■ Source
— start —

Reciprocal Access: How to Deal with TikTok and Other Chinese Apps Fairly and Democratically

Liberal democracies should restrict TikTok and other Chinese apps until China allows foreign platforms equal and fair access to the Chinese digital market.

Reciprocal Access: How to Deal with TikTok and Other Chinese Apps Fairly and Democratically
Credit: Depositphotos

As an Asia-focused tech and human rights journalist, I’ve found the TikTok debate has become far too polarized. There only seem to be two options: one, unilaterally ban or force a sale of TikTok, or allow it unfettered access to users in democracies around the world. 

To me, the idea of any democratic government essentially censoring an app or platform for political reasons is deeply worrying and hypocritical. But I’ve also covered and seen firsthand the growth of state-led disinformation campaigns, and I agree with TikTok critics that there are genuine national security and privacy concerns about how the Chinese government can force companies to provide data or access to platforms for potentially malicious purposes. 

What if there was another option? Is there a way to block TikTok for economic, not political, reasons while preserving democratic values and also restoring the potential of the internet as a force for sharing information across borders?

There is. Liberal democracies should restrict TikTok and other Chinese apps like WeChat and Weibo from accessing their digital markets until China allows foreign platforms like Japan’s LINE, Sweden’s Spotify, or the United States’ Facebook equal and fair access to the Chinese digital market.

This approach has one clear benefit over a block or forced sale – it is based on the idea that countries have the right to control trade flows in and out of their national economies. Is it a well-accepted global norm that trade in physical goods and services relies on countries providing fair access to each others markets. If they don’t provide that access, then they will face repercussions.

— end —

■ Supplied entries
— start —

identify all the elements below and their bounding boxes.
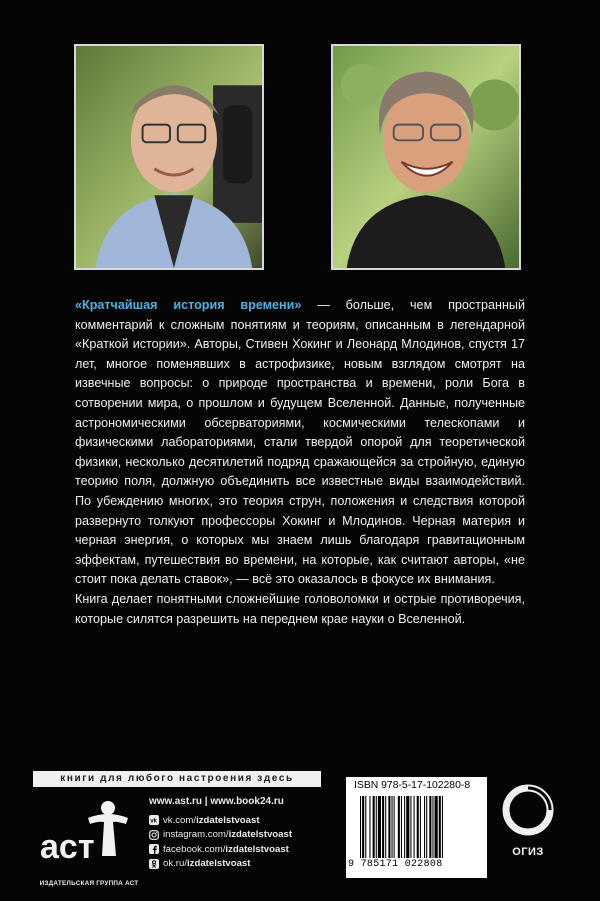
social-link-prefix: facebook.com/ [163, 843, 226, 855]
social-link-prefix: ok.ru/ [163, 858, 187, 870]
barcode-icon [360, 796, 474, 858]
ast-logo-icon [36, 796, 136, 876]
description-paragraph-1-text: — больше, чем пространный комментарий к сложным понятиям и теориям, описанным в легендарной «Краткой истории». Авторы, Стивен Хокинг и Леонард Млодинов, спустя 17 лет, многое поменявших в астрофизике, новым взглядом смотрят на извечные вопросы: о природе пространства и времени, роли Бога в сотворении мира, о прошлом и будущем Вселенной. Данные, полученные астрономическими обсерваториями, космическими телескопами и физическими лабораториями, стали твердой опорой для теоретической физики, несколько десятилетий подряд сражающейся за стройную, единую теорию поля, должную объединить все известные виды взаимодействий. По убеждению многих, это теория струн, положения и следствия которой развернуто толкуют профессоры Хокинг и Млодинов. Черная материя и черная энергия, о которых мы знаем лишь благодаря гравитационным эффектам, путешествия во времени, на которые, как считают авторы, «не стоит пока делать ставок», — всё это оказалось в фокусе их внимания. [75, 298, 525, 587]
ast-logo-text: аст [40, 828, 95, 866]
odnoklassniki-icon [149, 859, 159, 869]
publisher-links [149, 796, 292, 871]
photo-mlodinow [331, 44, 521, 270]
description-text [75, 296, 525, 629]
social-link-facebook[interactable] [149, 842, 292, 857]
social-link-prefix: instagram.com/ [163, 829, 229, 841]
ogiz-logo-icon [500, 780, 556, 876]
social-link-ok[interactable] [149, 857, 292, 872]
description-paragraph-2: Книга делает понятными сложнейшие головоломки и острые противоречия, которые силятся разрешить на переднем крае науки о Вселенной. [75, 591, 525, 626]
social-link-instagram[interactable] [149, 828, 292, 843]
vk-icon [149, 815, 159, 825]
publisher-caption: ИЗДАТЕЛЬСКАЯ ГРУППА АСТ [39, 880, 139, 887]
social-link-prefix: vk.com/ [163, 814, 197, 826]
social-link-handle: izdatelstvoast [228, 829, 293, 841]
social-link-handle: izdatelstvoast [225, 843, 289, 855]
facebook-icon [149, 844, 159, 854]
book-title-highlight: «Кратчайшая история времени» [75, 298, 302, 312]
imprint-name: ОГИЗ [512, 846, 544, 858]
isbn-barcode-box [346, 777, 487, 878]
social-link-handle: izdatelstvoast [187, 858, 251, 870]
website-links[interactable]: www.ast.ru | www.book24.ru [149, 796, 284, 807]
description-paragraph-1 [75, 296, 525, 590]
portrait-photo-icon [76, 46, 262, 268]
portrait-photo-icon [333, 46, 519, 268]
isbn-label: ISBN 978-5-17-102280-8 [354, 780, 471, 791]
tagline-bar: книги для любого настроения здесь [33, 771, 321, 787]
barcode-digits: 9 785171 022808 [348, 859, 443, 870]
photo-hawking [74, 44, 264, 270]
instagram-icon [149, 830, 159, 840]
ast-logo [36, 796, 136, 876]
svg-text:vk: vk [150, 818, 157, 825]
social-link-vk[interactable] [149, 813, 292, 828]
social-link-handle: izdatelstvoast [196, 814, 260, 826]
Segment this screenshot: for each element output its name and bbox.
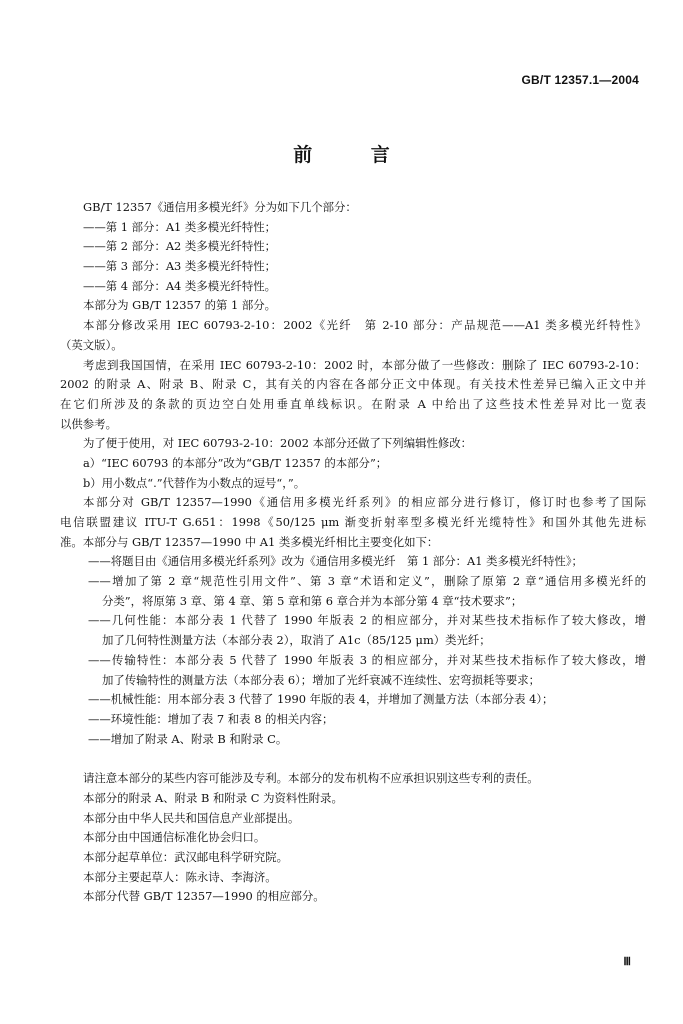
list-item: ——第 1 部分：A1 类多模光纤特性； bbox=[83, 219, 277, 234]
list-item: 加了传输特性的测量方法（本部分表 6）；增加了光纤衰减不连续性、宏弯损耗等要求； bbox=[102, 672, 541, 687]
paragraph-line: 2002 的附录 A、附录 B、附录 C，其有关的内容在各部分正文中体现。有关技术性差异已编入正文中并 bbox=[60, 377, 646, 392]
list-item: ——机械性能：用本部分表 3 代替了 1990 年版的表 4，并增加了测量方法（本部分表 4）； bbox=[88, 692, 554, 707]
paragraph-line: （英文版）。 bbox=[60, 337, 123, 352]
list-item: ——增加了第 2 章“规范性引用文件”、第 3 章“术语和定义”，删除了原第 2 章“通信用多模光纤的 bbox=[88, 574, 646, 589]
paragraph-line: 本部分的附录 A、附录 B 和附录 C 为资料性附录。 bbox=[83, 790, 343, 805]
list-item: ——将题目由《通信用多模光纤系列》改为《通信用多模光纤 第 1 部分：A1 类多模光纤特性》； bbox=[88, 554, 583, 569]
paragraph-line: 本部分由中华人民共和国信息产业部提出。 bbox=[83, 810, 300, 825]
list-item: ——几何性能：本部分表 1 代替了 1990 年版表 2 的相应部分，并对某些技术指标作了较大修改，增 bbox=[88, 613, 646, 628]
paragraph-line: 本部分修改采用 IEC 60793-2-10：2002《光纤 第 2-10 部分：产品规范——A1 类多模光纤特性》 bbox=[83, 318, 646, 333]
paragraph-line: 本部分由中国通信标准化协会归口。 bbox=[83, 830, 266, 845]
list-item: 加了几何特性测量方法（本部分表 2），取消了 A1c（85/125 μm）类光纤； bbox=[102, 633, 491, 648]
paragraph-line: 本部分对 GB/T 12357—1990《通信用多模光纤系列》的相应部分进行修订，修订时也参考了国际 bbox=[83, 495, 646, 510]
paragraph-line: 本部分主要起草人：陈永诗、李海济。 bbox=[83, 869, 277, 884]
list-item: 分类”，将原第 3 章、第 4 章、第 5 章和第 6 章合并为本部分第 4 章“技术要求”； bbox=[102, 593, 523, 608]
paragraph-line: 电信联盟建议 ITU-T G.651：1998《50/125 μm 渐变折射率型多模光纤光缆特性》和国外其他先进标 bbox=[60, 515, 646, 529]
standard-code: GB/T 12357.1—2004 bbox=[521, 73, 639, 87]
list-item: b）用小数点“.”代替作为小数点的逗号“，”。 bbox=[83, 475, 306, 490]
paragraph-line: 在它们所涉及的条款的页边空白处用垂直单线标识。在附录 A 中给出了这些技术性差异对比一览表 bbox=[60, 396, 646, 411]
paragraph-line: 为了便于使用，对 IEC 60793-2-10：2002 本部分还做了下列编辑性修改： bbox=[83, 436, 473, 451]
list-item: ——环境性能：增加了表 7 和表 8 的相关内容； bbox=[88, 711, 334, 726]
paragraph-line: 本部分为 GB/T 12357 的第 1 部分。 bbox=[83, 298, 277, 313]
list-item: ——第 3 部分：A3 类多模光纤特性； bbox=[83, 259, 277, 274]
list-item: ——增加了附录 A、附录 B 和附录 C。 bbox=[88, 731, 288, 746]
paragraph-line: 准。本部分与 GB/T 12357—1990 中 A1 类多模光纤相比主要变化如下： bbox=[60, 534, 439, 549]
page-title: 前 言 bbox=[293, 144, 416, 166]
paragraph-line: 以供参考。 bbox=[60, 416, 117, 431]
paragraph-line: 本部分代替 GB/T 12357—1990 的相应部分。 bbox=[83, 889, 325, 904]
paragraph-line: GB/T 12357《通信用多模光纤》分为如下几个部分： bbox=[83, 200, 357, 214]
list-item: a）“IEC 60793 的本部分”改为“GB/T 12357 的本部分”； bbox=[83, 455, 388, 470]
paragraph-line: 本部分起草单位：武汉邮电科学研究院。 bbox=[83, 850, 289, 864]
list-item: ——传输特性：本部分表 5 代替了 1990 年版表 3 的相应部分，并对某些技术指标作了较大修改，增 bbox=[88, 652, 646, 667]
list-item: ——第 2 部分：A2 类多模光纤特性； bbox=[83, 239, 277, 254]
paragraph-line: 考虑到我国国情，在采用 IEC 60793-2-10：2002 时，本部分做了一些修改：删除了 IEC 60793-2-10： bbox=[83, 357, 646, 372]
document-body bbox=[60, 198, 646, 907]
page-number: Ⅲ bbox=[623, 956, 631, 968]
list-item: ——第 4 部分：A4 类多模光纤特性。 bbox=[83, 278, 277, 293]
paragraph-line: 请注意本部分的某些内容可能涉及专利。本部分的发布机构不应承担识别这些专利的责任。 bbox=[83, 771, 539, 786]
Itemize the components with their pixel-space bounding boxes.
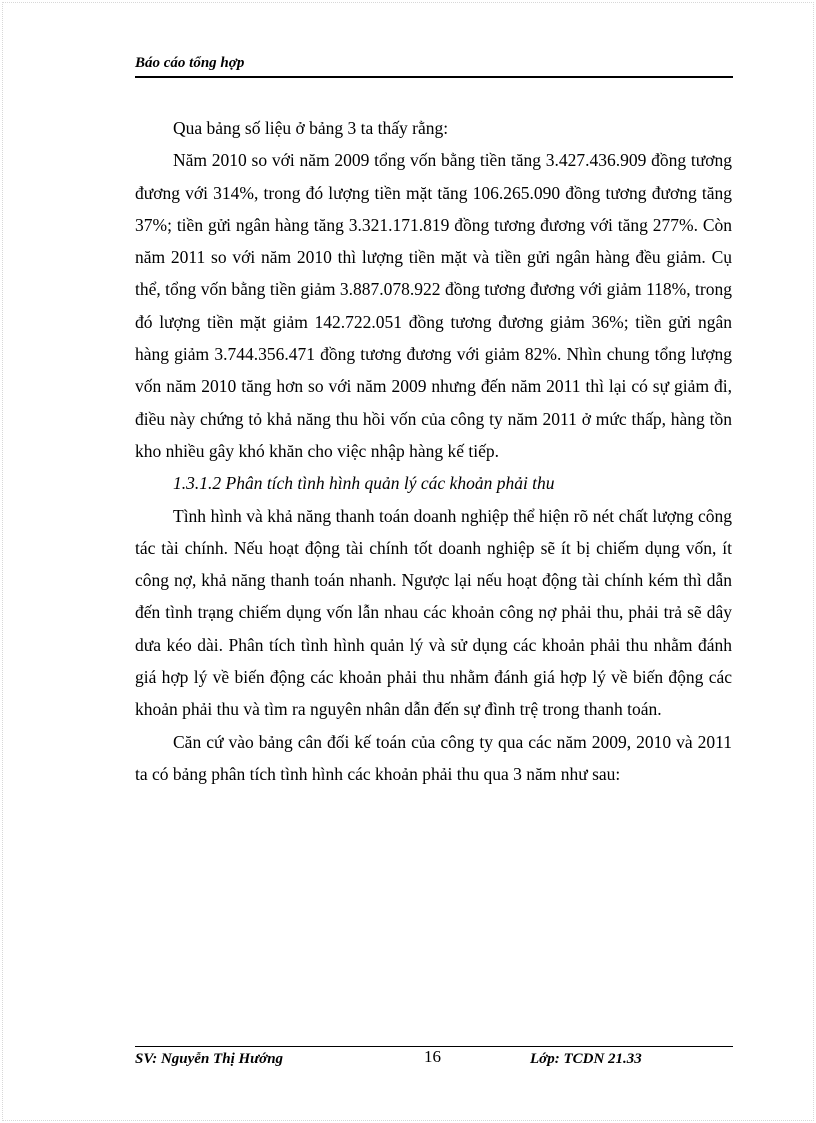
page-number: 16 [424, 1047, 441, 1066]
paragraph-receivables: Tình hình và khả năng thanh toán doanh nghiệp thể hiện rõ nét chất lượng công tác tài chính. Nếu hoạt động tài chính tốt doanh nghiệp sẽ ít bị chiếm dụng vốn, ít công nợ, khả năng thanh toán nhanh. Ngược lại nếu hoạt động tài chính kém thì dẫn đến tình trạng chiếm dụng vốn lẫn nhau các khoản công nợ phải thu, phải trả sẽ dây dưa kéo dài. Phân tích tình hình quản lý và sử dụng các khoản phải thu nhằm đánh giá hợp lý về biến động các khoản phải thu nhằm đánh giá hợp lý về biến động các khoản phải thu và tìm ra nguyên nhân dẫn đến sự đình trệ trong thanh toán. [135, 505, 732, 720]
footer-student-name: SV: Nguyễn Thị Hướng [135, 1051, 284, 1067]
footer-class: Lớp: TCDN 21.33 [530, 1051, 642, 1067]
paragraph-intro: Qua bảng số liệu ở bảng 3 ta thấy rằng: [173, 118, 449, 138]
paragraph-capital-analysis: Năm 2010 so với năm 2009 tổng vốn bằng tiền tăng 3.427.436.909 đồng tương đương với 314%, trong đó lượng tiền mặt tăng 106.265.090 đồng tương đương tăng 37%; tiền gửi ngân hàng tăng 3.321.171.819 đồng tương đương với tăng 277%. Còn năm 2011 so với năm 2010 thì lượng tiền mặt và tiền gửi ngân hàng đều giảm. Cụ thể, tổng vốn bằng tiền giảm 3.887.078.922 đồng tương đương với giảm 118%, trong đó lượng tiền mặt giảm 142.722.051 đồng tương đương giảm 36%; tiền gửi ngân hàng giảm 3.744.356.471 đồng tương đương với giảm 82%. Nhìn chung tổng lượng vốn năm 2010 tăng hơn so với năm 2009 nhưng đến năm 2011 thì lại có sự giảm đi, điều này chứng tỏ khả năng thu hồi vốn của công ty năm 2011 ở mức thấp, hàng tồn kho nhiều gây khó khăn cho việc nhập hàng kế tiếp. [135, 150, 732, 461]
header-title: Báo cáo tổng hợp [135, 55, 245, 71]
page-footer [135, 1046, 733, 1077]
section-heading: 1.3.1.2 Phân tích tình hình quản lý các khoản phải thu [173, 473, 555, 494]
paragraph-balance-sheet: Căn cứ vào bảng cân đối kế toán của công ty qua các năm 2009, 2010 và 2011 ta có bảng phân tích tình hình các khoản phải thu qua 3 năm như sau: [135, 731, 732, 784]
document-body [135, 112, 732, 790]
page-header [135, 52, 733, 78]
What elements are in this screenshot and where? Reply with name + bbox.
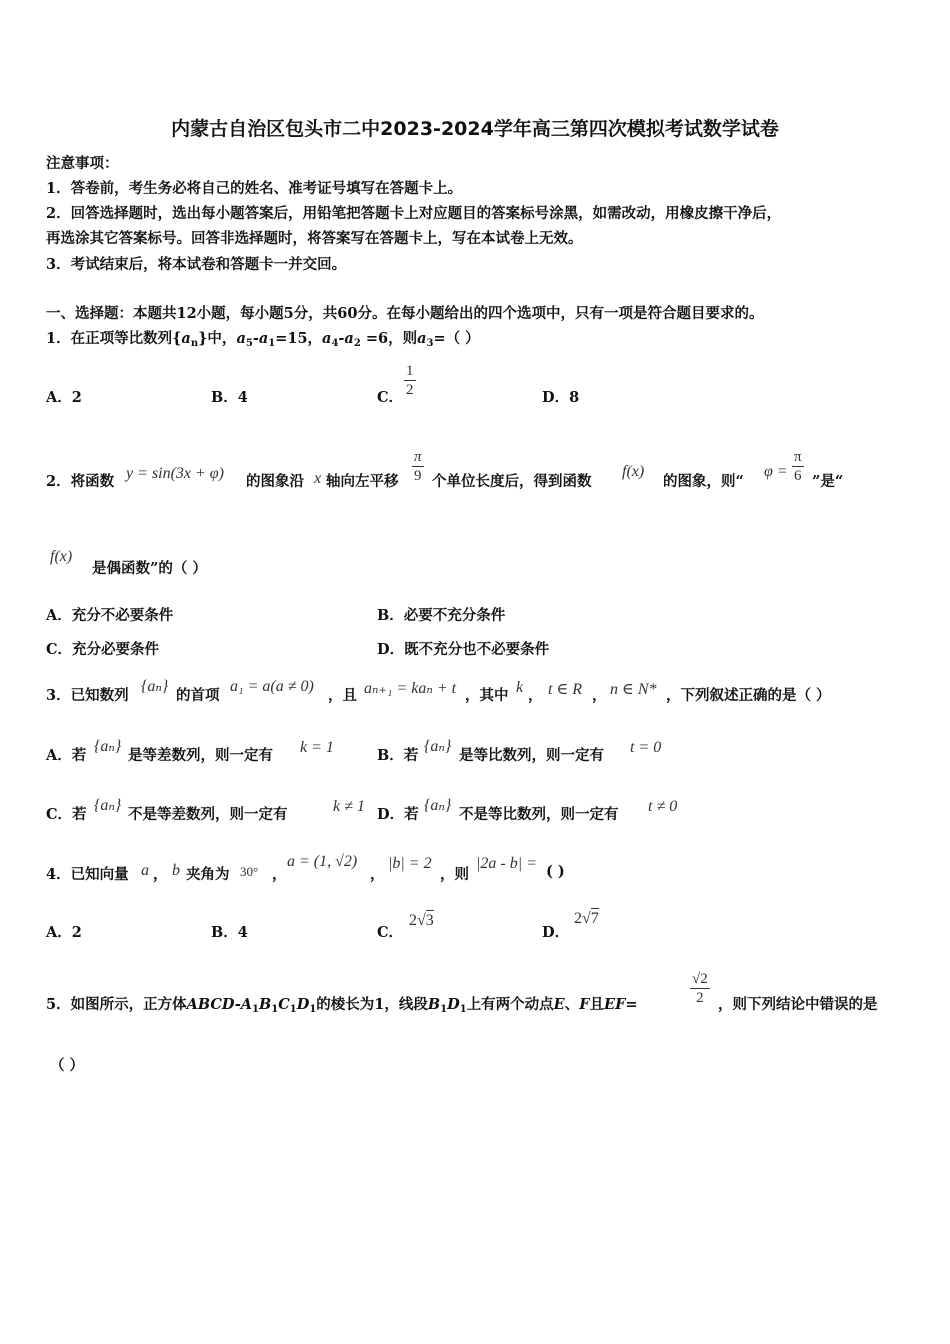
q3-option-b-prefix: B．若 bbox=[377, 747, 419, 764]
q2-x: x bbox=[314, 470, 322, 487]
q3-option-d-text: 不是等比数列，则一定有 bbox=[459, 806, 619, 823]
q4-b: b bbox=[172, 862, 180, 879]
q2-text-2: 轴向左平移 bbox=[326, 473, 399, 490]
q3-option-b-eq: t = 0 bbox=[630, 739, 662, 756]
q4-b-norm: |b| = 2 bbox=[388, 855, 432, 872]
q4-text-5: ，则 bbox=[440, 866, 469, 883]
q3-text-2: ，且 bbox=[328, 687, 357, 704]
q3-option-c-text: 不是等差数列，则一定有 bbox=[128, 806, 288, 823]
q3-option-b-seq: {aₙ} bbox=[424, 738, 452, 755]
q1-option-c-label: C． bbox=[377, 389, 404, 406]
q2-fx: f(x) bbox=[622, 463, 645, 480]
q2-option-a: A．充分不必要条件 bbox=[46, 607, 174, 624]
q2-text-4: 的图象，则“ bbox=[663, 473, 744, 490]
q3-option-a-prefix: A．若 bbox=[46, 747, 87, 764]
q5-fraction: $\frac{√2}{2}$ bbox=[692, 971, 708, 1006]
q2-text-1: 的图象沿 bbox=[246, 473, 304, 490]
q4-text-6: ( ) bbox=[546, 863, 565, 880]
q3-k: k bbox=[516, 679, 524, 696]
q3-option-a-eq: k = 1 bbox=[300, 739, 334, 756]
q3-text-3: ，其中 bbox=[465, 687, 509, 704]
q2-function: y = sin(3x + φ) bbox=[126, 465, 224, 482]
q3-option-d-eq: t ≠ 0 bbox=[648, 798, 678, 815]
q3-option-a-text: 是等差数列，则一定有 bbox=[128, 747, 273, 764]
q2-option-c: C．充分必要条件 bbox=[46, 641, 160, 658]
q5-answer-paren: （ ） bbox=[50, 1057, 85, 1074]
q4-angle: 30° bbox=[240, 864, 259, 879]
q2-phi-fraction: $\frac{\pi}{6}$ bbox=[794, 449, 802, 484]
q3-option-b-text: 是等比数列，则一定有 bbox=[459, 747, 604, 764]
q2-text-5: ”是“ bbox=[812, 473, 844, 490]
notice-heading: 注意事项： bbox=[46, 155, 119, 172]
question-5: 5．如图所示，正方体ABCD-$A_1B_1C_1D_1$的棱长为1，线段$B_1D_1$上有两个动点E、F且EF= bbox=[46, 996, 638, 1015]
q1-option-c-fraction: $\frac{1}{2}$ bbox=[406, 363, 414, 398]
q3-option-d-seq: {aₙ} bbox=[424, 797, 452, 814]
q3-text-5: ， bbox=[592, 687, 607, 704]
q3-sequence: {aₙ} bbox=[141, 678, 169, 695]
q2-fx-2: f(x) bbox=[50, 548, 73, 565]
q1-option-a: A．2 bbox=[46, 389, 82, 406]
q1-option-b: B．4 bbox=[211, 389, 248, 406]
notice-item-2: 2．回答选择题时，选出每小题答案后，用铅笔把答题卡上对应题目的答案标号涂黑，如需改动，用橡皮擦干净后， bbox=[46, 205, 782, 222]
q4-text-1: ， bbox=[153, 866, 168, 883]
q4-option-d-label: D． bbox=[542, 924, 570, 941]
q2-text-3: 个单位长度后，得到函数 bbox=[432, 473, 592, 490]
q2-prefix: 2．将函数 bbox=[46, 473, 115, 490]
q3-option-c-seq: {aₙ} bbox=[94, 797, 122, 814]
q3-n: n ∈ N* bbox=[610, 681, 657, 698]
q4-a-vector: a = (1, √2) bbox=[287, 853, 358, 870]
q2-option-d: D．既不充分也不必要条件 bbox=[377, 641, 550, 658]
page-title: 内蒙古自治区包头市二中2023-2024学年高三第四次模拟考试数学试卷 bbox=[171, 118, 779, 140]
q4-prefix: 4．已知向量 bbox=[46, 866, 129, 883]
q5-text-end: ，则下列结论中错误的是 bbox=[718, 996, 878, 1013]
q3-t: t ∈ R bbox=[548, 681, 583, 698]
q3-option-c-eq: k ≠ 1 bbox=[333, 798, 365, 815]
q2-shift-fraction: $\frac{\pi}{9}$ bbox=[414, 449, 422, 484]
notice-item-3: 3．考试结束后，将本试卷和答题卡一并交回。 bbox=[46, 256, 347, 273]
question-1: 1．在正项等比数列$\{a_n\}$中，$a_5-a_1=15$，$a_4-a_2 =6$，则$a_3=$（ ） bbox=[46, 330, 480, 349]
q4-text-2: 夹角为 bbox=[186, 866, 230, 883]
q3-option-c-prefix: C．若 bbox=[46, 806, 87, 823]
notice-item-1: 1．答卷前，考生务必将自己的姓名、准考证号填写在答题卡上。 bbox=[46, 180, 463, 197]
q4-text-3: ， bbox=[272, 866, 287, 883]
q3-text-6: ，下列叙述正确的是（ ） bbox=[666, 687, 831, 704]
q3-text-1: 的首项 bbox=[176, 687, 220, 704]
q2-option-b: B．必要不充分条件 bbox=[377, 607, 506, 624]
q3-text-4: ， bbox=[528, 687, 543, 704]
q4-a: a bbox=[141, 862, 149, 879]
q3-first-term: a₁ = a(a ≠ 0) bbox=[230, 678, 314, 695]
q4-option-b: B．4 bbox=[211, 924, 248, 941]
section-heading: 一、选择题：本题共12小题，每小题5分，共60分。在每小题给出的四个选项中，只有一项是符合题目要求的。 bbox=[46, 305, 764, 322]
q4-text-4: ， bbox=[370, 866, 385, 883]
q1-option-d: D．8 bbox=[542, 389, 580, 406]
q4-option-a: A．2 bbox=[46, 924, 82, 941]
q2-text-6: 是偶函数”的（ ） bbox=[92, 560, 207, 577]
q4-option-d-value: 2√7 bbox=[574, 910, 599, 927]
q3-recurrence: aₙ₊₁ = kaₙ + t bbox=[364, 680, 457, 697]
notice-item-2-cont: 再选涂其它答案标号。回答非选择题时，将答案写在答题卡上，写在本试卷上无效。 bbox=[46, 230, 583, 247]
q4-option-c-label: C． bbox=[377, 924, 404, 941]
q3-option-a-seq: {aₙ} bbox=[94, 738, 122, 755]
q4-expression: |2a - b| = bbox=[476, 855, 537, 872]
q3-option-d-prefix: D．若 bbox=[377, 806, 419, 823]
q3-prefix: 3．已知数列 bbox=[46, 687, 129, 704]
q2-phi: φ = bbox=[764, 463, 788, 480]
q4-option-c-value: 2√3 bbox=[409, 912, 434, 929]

— end —

Decide whether each statement agrees with the article on TikTok and reciprocal access, answering yes or no and quoting the article's deciding words: (a) The author finds it acceptable for a democratic government to censor an app for political reasons. (b) The proposed restriction on Chinese apps would last until China gives foreign platforms equal and fair access to its digital market. (c) Spotify is given as an example of a platform from Sweden. The listing comes from a separate source.

(a) No: "deeply worrying and hypocritical"
(b) Yes: "until China allows foreign platforms equal and fair access to the Chinese digital market"
(c) Yes: "Sweden’s Spotify"